§ Aim of the exercise
All entries below are to be set down again, identical to the source.

(Dataset entries)
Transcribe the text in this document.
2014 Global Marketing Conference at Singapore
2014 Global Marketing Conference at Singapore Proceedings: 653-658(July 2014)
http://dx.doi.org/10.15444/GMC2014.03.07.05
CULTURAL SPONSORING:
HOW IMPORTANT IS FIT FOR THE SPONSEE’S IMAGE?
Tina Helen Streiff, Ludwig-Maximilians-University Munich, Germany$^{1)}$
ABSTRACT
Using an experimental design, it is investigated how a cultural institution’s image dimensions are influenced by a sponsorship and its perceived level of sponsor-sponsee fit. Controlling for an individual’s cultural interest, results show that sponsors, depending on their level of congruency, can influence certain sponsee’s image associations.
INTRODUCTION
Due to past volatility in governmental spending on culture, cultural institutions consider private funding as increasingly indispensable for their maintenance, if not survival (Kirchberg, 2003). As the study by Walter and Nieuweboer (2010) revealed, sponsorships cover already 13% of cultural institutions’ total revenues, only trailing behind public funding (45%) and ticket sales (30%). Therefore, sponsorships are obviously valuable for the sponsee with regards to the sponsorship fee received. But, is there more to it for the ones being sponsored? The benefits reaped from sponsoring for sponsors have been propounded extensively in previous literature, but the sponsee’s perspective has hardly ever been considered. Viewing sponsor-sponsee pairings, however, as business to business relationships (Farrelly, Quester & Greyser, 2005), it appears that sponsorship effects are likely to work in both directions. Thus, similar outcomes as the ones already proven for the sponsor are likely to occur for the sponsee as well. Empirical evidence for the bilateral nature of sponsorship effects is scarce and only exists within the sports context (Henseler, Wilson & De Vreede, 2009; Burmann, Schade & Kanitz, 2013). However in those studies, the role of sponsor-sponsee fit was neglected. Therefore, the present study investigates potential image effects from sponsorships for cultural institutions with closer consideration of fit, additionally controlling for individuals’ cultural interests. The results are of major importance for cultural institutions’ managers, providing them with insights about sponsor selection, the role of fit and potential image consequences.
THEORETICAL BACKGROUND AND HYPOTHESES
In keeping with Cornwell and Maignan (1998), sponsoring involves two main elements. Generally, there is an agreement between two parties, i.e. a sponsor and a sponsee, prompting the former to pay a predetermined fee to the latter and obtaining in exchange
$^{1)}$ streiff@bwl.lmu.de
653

§ Answer for this exercise
Transcribe the text in this document.
2014 Global Marketing Conference at Singapore
2014 Global Marketing Conference at Singapore Proceedings: 653-658(July 2014)
http://dx.doi.org/10.15444/GMC2014.03.07.05
CULTURAL SPONSORING:
HOW IMPORTANT IS FIT FOR THE SPONSEE’S IMAGE?
Tina Helen Streiff, Ludwig-Maximilians-University Munich, Germany$^{1)}$
ABSTRACT
Using an experimental design, it is investigated how a cultural institution’s image dimensions are influenced by a sponsorship and its perceived level of sponsor-sponsee fit. Controlling for an individual’s cultural interest, results show that sponsors, depending on their level of congruency, can influence certain sponsee’s image associations.
INTRODUCTION
Due to past volatility in governmental spending on culture, cultural institutions consider private funding as increasingly indispensable for their maintenance, if not survival (Kirchberg, 2003). As the study by Walter and Nieuweboer (2010) revealed, sponsorships cover already 13% of cultural institutions’ total revenues, only trailing behind public funding (45%) and ticket sales (30%). Therefore, sponsorships are obviously valuable for the sponsee with regards to the sponsorship fee received. But, is there more to it for the ones being sponsored? The benefits reaped from sponsoring for sponsors have been propounded extensively in previous literature, but the sponsee’s perspective has hardly ever been considered. Viewing sponsor-sponsee pairings, however, as business to business relationships (Farrelly, Quester & Greyser, 2005), it appears that sponsorship effects are likely to work in both directions. Thus, similar outcomes as the ones already proven for the sponsor are likely to occur for the sponsee as well. Empirical evidence for the bilateral nature of sponsorship effects is scarce and only exists within the sports context (Henseler, Wilson & De Vreede, 2009; Burmann, Schade & Kanitz, 2013). However in those studies, the role of sponsor-sponsee fit was neglected. Therefore, the present study investigates potential image effects from sponsorships for cultural institutions with closer consideration of fit, additionally controlling for individuals’ cultural interests. The results are of major importance for cultural institutions’ managers, providing them with insights about sponsor selection, the role of fit and potential image consequences.
THEORETICAL BACKGROUND AND HYPOTHESES
In keeping with Cornwell and Maignan (1998), sponsoring involves two main elements. Generally, there is an agreement between two parties, i.e. a sponsor and a sponsee, prompting the former to pay a predetermined fee to the latter and obtaining in exchange
$^{1)}$ streiff@bwl.lmu.de
653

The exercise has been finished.